Source records:
--------------------------------
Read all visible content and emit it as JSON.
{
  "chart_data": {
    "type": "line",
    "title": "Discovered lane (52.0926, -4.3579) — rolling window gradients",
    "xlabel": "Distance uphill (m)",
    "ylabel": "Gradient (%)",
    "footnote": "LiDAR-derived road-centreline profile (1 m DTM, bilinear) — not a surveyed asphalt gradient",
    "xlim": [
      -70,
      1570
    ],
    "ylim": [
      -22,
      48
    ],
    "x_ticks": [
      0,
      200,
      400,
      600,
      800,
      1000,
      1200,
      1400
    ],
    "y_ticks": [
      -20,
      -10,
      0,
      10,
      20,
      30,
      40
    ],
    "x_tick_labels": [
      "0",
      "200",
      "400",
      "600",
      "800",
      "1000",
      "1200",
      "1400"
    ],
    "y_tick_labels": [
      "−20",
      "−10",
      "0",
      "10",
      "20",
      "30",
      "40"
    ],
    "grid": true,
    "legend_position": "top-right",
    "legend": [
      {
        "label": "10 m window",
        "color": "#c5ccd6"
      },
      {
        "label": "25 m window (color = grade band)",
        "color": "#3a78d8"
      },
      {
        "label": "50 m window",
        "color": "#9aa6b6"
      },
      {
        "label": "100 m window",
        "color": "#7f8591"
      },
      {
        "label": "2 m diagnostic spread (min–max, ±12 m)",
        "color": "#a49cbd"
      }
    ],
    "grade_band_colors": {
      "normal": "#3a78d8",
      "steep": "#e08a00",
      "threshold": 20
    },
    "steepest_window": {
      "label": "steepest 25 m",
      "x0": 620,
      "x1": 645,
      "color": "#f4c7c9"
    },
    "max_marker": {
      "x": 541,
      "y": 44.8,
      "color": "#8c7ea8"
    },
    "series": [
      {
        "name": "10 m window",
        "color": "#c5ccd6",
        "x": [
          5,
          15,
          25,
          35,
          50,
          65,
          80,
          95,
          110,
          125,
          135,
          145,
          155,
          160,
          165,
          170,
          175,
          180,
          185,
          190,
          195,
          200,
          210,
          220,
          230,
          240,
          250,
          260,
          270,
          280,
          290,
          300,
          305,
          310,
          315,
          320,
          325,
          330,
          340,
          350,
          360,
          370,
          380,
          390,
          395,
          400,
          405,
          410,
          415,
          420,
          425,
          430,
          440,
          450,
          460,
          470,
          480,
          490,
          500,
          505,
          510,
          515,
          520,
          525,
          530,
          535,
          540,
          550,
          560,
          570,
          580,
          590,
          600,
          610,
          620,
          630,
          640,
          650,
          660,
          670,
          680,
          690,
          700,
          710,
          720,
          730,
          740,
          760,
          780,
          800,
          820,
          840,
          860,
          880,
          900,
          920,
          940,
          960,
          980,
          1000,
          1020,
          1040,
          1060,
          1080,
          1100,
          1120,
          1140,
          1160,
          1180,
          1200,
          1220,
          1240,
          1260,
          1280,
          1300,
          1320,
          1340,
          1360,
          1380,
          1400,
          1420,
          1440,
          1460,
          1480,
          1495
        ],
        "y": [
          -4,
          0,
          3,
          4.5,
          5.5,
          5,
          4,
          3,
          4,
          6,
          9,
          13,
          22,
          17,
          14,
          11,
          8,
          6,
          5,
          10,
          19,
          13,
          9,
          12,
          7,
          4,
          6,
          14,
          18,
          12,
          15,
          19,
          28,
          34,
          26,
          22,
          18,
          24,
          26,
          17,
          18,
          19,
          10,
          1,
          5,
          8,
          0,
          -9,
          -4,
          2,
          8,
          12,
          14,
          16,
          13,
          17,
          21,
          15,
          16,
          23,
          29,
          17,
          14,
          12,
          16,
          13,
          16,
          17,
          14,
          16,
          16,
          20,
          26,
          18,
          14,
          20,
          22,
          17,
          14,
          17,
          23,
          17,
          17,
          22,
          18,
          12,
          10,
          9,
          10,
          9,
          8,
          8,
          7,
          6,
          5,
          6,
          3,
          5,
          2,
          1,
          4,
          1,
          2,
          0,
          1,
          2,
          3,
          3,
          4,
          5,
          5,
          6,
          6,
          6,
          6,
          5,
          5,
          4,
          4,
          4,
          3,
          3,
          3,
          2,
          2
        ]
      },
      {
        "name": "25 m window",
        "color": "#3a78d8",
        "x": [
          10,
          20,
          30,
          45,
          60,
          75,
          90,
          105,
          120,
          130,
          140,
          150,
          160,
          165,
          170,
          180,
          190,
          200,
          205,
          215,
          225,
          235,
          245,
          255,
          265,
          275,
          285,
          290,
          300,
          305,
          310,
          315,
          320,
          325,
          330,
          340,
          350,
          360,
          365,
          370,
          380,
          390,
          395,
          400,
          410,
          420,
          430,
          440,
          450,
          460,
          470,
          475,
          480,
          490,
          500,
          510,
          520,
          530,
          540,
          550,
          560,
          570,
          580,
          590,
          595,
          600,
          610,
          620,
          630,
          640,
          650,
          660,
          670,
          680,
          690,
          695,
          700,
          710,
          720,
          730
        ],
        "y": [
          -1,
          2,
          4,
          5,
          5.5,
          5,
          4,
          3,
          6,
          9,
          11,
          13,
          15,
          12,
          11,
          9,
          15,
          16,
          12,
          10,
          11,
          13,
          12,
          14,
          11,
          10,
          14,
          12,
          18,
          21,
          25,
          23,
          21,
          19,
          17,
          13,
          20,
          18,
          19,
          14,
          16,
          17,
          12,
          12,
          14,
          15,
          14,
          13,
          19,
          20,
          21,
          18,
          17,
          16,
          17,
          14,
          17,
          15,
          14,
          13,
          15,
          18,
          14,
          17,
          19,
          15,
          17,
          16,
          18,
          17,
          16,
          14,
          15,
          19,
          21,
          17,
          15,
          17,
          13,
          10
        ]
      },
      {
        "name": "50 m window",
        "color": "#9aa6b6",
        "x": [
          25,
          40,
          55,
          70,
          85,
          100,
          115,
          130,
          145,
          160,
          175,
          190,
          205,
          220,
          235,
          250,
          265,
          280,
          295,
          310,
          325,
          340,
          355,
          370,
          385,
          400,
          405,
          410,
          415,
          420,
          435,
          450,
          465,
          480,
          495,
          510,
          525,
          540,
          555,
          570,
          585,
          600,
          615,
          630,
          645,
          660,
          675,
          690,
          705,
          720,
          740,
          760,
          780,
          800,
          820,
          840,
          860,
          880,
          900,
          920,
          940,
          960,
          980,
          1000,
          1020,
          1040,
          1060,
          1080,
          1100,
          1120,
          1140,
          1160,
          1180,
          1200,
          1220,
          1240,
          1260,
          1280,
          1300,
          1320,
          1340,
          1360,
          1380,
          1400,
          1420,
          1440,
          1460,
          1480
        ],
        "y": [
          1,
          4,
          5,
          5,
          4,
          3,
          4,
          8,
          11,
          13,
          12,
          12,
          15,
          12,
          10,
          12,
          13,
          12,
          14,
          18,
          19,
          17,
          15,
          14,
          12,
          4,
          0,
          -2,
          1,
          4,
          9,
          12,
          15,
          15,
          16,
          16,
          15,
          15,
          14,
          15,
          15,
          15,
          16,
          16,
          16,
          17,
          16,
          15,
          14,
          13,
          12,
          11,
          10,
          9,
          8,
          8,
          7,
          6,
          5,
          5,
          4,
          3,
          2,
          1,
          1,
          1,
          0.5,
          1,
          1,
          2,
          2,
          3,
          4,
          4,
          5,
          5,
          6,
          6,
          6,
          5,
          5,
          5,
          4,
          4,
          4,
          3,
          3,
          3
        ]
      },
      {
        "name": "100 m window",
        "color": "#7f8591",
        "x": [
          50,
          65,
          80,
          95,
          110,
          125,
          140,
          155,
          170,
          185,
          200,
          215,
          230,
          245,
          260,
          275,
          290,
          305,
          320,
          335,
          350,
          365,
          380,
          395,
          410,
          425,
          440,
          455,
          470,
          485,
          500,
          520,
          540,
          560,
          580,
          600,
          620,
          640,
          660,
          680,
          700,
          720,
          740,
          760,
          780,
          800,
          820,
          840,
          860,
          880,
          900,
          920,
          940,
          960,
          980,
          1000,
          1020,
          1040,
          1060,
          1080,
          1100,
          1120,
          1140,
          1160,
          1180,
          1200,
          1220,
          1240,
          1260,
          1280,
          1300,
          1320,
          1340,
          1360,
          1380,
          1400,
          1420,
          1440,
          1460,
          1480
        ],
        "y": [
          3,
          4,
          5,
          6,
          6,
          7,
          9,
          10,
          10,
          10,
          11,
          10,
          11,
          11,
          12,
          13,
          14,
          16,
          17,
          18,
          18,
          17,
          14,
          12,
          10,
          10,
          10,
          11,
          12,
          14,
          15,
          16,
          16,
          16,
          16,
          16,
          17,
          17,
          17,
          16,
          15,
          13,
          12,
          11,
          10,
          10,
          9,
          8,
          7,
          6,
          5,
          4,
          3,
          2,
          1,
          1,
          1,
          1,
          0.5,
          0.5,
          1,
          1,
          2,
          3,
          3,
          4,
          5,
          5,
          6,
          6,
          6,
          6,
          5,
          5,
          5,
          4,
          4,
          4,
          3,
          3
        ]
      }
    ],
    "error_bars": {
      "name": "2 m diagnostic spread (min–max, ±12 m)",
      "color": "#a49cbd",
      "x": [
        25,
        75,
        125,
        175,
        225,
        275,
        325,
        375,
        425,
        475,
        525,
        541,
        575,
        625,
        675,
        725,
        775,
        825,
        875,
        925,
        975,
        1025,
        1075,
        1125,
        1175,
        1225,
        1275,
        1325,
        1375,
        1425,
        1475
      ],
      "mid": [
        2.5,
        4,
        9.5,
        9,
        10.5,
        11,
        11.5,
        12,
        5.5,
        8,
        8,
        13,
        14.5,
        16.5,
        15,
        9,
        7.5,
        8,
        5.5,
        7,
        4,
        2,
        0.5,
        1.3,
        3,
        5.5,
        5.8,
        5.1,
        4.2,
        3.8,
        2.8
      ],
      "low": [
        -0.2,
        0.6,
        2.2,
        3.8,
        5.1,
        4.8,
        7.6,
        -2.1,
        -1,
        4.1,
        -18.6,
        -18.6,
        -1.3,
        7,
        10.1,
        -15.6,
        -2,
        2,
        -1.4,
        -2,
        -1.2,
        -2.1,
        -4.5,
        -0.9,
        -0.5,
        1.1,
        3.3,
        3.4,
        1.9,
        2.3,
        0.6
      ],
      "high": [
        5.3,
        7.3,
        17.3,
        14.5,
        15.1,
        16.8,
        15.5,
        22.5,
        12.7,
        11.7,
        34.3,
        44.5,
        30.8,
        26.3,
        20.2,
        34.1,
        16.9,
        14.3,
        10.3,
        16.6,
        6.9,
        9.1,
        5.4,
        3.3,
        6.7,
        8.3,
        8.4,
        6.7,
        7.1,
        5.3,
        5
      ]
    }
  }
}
--------------------------------
Search the data for the string "diagnostic". List each line that has it.

Written answer:
        "label": "2 m diagnostic spread (min–max, ±12 m)",
      "name": "2 m diagnostic spread (min–max, ±12 m)",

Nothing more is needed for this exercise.